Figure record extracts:

# # #

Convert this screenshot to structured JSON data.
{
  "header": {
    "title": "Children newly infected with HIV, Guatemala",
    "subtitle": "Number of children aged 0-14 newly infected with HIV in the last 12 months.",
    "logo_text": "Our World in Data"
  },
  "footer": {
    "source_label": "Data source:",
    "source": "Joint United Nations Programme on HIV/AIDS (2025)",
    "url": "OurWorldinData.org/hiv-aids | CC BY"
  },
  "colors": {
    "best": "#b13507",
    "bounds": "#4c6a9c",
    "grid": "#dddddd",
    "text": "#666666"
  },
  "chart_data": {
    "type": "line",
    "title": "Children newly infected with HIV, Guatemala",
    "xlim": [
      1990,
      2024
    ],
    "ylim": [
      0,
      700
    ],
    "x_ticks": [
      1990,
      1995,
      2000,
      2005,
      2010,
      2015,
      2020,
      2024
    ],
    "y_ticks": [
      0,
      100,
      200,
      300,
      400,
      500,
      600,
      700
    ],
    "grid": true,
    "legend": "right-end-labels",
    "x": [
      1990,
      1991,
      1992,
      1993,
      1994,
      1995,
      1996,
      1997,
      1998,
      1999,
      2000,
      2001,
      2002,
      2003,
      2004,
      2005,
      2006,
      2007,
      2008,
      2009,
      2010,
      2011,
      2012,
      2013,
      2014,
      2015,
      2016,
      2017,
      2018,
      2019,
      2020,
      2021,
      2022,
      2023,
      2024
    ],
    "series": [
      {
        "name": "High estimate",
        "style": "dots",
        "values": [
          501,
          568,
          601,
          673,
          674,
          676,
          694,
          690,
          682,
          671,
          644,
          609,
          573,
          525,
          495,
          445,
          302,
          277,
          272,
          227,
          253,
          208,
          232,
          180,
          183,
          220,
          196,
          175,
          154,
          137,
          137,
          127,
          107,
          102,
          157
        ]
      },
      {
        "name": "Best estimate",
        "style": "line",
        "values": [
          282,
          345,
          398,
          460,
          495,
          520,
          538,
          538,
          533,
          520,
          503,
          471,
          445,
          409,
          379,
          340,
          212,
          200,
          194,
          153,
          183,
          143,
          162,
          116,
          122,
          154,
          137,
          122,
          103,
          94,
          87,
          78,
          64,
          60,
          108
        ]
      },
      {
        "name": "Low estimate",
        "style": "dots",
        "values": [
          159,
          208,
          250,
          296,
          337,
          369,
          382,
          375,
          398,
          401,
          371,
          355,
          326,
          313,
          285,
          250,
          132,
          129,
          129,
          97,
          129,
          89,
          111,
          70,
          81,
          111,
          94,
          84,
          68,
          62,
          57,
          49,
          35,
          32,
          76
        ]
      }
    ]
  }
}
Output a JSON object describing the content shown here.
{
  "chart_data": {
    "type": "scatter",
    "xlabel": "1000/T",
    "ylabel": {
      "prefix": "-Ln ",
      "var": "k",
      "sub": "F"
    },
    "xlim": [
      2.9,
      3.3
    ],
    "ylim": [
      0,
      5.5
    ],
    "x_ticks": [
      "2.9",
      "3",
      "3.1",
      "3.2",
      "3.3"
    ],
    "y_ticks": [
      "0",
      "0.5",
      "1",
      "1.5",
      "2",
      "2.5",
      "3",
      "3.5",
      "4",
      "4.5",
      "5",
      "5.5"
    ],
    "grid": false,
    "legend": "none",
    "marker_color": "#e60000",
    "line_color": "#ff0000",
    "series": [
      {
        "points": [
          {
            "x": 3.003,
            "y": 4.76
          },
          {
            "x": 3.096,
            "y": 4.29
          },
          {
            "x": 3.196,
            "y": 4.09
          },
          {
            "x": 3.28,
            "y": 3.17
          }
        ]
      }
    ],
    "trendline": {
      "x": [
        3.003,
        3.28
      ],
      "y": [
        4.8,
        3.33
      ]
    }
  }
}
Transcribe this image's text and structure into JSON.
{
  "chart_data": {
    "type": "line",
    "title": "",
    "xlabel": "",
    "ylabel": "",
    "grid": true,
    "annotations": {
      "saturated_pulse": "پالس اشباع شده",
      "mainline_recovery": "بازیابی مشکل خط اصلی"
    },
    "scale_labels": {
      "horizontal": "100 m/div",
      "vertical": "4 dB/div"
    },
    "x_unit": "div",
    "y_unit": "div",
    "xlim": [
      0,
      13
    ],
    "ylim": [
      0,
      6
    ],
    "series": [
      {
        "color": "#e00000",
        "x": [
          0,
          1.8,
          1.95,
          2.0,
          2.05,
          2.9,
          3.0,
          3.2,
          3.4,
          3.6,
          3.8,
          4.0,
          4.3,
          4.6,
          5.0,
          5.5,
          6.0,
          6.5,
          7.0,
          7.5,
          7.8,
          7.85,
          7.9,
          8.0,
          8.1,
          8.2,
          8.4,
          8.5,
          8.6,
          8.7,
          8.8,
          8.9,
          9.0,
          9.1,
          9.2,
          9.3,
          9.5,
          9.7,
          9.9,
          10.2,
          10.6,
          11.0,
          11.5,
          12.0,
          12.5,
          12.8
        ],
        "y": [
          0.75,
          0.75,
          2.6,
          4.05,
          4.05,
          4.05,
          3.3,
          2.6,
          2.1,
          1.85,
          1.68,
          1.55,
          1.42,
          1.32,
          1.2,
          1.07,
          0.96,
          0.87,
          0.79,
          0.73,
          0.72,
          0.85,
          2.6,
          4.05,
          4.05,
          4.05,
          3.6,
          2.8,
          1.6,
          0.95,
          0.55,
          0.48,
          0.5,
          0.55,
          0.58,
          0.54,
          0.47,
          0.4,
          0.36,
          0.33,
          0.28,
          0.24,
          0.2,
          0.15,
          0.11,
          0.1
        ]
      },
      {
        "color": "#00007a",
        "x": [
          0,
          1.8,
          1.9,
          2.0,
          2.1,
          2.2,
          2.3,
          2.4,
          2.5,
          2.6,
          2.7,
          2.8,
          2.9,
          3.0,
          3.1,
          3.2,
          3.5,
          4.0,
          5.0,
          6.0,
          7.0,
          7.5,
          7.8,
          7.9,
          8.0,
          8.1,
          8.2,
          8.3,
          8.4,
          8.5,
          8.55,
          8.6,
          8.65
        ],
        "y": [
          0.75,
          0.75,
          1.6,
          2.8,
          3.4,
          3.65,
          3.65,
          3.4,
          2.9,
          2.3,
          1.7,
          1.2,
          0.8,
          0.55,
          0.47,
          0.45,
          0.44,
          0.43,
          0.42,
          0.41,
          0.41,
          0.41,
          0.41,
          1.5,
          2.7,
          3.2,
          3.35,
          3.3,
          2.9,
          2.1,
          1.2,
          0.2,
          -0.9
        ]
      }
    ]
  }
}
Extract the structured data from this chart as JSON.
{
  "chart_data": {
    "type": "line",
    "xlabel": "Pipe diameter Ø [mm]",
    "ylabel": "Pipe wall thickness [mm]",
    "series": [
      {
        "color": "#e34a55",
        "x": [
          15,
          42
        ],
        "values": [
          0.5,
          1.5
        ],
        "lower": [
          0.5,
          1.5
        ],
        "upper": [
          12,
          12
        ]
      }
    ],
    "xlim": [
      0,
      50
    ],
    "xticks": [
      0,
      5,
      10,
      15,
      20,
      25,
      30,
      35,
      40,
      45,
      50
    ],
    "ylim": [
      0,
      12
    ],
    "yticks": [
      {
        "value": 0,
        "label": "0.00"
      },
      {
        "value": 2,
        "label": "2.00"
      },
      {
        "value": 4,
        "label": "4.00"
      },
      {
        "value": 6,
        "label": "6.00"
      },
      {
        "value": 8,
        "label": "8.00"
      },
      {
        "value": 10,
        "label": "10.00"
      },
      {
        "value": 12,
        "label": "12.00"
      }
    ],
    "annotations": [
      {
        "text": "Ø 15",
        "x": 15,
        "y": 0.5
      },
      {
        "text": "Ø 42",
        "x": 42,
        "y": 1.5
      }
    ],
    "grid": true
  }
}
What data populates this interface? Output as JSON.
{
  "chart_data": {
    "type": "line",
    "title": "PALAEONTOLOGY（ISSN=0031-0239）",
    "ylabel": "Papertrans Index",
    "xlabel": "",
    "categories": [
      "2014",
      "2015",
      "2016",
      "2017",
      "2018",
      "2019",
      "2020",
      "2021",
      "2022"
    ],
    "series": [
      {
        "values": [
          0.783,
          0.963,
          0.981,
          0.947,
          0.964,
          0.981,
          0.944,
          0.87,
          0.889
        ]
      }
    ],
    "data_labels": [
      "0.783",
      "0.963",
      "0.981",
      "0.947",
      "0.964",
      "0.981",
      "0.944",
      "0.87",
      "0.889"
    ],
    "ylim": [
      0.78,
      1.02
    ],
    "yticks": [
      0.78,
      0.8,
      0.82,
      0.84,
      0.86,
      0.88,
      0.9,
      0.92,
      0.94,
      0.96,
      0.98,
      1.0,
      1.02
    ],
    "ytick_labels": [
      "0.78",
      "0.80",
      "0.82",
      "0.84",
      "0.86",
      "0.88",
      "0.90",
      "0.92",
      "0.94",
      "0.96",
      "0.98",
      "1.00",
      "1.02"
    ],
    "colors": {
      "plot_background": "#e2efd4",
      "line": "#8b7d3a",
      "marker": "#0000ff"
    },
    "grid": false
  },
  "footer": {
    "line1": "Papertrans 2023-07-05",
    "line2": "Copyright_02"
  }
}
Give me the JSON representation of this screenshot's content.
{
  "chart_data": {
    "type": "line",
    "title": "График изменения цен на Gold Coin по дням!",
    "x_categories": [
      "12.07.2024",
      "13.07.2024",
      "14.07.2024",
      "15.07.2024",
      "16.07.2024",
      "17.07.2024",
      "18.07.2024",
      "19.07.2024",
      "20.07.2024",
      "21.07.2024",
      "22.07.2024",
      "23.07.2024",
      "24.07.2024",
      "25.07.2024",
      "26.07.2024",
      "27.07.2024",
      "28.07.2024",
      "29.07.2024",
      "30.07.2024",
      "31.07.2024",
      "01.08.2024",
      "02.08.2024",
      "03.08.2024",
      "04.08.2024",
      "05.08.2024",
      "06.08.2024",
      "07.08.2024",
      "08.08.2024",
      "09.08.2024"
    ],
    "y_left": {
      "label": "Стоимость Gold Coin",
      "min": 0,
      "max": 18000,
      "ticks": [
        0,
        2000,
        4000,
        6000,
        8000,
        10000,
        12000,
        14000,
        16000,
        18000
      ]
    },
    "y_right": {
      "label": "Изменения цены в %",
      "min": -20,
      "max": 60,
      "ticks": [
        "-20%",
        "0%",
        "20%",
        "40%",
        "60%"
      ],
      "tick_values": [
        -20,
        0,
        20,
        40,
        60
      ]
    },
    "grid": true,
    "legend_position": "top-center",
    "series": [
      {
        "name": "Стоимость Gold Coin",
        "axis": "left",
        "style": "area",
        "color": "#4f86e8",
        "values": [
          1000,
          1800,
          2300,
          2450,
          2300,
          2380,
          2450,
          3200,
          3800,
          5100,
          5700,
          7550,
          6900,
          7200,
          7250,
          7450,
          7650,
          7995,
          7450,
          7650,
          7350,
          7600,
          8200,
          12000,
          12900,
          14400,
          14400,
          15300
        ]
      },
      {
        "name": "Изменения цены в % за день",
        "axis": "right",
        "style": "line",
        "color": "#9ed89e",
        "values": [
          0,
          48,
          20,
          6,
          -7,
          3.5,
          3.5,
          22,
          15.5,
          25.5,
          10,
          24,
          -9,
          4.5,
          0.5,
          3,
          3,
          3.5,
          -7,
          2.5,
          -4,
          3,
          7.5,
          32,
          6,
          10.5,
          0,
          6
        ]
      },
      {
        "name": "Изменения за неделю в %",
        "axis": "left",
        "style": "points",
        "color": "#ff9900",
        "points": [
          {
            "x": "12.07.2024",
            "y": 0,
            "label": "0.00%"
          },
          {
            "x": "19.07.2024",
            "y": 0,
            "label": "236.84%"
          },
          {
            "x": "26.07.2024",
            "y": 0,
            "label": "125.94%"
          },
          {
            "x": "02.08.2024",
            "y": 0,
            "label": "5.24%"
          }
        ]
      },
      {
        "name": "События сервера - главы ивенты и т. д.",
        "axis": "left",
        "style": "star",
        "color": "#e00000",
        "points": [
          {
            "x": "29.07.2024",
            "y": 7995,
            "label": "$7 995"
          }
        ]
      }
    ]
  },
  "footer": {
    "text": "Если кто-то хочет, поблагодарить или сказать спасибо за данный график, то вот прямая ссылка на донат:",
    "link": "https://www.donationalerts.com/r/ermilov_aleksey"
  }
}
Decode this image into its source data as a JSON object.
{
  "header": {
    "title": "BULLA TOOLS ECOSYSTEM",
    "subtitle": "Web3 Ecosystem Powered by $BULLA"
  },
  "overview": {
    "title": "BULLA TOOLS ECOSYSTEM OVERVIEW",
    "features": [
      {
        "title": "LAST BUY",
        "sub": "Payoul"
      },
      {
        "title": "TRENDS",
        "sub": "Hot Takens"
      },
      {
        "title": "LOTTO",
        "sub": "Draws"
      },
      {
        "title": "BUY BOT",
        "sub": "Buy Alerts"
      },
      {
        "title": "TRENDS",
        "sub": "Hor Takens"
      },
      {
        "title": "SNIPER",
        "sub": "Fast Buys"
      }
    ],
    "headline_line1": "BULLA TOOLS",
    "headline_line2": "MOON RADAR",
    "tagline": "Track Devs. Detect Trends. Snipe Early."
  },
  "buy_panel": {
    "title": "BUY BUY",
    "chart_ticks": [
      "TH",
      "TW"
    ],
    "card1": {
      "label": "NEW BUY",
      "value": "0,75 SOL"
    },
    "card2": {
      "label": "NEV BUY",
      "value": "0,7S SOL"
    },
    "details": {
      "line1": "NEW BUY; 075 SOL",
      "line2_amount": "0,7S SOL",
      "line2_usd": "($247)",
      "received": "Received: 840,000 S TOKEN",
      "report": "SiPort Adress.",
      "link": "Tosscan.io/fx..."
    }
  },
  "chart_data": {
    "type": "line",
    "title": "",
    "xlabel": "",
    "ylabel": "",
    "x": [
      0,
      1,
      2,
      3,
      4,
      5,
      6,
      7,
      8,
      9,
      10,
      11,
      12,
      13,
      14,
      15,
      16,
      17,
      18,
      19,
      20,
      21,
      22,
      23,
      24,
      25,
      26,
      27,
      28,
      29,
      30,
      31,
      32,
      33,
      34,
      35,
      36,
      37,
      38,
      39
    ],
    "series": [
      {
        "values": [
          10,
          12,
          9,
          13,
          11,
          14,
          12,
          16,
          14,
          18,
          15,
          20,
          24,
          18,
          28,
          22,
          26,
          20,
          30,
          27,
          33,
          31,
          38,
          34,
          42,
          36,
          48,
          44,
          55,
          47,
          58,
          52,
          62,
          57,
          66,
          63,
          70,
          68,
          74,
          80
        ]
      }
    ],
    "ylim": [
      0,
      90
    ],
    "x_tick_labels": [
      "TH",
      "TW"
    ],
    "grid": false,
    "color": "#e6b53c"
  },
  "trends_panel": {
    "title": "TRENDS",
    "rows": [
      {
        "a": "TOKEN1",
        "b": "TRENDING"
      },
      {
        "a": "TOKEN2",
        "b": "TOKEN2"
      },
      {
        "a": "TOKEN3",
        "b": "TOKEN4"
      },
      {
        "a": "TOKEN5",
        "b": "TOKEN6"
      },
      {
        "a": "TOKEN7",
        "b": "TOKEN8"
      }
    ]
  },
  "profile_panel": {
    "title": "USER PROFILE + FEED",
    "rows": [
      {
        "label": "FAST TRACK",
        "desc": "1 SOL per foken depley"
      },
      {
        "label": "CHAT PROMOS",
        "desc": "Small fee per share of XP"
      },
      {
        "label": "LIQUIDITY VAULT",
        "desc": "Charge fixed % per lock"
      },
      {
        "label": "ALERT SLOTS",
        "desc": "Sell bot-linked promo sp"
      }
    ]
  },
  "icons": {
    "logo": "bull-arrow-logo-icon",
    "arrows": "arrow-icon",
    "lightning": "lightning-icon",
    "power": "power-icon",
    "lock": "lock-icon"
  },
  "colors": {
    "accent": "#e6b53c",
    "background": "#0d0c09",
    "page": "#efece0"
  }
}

# # #

WORK TO DO: Scan the data for the word "TOOLS" and copy every line where it shows up.

SOLUTION TO THE EXERCISE:
    "title": "BULLA TOOLS ECOSYSTEM",
    "title": "BULLA TOOLS ECOSYSTEM OVERVIEW",
    "headline_line1": "BULLA TOOLS",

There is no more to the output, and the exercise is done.